• Description of the task
Return all lines in the material below that contain "adresse".

• The data
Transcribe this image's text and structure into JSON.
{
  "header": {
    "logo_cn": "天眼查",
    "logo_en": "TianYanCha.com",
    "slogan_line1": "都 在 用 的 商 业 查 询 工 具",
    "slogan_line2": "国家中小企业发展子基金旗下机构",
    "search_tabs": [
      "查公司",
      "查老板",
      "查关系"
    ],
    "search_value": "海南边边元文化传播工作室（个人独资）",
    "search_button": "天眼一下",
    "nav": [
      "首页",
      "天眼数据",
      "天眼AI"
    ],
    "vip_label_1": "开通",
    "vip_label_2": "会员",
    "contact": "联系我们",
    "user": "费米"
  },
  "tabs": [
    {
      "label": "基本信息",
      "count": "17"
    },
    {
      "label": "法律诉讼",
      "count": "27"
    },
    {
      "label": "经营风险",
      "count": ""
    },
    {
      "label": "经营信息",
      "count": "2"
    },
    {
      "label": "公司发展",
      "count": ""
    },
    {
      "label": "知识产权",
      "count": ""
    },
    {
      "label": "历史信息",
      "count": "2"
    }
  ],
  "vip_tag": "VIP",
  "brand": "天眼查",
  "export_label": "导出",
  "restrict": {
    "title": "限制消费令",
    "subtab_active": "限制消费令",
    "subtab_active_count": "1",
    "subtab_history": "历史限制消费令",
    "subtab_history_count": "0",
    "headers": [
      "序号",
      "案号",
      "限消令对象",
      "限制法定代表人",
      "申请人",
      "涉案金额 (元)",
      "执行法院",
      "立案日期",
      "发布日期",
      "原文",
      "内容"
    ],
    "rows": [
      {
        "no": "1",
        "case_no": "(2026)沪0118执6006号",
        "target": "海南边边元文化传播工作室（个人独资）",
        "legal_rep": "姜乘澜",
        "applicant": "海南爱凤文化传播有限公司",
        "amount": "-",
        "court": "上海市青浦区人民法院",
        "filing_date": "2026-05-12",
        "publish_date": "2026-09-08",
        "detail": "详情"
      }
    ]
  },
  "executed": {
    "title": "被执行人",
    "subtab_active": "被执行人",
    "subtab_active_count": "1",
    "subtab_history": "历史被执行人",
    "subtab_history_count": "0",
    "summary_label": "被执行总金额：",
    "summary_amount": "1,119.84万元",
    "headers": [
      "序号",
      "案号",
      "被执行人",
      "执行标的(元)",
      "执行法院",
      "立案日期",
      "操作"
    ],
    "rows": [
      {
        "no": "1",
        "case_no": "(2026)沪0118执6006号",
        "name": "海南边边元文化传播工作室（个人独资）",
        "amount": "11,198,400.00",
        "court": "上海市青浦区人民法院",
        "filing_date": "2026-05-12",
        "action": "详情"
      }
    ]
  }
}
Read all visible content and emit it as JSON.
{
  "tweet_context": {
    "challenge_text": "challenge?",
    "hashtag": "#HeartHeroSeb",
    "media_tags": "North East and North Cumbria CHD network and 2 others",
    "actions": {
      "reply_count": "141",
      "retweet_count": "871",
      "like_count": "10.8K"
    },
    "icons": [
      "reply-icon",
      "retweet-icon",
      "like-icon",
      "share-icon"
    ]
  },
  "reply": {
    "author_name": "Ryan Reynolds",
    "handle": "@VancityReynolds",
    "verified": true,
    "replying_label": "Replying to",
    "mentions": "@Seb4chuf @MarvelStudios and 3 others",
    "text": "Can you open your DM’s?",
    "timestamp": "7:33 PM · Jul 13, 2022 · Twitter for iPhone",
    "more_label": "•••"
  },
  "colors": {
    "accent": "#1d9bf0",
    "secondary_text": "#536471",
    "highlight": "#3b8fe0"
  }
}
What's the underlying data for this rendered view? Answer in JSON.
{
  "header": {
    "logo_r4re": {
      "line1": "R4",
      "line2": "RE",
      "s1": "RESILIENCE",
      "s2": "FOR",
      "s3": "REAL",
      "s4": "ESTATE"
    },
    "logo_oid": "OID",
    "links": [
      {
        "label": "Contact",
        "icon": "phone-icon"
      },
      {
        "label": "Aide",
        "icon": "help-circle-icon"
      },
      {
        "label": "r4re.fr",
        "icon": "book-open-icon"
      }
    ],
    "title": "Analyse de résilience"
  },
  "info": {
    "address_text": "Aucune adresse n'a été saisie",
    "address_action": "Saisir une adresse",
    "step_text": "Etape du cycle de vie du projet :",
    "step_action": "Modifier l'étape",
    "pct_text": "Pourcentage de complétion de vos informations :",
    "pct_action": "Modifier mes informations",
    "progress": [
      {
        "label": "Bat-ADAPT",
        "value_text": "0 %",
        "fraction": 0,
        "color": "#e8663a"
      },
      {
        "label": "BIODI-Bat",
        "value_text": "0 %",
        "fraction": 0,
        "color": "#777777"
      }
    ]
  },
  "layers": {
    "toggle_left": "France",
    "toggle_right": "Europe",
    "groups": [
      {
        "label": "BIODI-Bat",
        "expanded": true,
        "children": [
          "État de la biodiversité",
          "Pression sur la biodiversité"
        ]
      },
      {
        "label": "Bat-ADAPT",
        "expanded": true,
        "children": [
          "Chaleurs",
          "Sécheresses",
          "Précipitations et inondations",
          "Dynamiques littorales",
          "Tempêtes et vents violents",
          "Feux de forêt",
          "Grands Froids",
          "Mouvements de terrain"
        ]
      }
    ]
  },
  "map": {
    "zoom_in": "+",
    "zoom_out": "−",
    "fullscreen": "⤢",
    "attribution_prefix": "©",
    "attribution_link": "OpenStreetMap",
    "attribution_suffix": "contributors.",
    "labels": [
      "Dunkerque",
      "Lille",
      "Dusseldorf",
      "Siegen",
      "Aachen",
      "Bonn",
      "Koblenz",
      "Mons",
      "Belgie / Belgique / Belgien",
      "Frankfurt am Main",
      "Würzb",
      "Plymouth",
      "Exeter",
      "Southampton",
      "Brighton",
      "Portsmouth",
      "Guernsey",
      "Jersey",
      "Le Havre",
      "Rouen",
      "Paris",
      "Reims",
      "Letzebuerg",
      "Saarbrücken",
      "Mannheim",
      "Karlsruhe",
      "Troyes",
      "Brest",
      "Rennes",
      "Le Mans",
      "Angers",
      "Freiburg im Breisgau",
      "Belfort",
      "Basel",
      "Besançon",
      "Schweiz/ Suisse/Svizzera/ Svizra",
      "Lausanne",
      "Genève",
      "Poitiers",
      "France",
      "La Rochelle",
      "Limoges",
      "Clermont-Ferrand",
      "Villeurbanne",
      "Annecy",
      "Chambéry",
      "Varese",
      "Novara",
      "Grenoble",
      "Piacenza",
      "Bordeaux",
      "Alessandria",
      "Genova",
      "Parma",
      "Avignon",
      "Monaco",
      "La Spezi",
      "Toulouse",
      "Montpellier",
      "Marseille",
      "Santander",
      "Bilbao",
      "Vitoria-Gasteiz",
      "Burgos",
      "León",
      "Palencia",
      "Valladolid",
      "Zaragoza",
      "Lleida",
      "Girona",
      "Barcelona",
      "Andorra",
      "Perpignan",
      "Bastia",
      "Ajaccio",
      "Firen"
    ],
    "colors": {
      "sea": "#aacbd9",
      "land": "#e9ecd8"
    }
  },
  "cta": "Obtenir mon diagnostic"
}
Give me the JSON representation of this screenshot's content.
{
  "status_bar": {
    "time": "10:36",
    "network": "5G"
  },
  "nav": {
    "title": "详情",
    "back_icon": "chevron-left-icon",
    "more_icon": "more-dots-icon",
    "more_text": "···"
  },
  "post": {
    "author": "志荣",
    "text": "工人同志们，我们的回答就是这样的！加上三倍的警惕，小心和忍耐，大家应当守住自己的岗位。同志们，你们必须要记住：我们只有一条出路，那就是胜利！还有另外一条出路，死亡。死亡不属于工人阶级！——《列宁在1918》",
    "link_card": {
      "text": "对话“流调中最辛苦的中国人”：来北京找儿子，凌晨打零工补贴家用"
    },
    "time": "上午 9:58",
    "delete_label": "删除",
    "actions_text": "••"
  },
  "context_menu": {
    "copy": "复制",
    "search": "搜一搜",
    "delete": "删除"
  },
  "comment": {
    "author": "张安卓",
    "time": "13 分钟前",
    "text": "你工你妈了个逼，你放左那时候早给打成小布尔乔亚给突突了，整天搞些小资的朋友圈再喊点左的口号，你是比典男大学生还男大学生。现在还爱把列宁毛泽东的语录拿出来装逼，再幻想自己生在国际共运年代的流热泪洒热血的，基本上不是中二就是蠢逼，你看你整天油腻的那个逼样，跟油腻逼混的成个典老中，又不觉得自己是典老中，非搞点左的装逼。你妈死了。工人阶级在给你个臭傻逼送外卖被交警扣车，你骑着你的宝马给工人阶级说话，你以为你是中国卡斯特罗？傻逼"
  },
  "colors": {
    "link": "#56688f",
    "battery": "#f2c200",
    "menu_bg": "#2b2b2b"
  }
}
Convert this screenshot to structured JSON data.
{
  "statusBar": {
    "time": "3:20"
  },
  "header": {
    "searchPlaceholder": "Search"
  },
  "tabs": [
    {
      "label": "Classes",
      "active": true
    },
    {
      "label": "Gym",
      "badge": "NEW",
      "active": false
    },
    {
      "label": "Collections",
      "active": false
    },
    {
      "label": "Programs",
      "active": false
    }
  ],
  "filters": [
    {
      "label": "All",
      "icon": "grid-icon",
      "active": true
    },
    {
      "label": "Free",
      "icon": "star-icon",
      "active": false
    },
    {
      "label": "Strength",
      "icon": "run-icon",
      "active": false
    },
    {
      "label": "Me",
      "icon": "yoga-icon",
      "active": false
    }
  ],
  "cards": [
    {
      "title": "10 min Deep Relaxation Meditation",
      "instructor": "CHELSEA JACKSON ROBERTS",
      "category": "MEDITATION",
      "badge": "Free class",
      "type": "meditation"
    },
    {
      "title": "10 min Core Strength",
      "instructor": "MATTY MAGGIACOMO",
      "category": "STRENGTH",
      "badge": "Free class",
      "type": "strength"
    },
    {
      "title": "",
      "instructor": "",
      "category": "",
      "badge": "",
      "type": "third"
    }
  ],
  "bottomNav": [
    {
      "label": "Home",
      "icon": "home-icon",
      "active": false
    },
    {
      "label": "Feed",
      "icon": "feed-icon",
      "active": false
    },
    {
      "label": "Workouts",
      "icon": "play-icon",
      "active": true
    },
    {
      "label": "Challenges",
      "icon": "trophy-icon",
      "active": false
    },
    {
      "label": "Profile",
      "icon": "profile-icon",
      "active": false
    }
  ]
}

• In response
    "address_text": "Aucune adresse n'a été saisie",
    "address_action": "Saisir une adresse",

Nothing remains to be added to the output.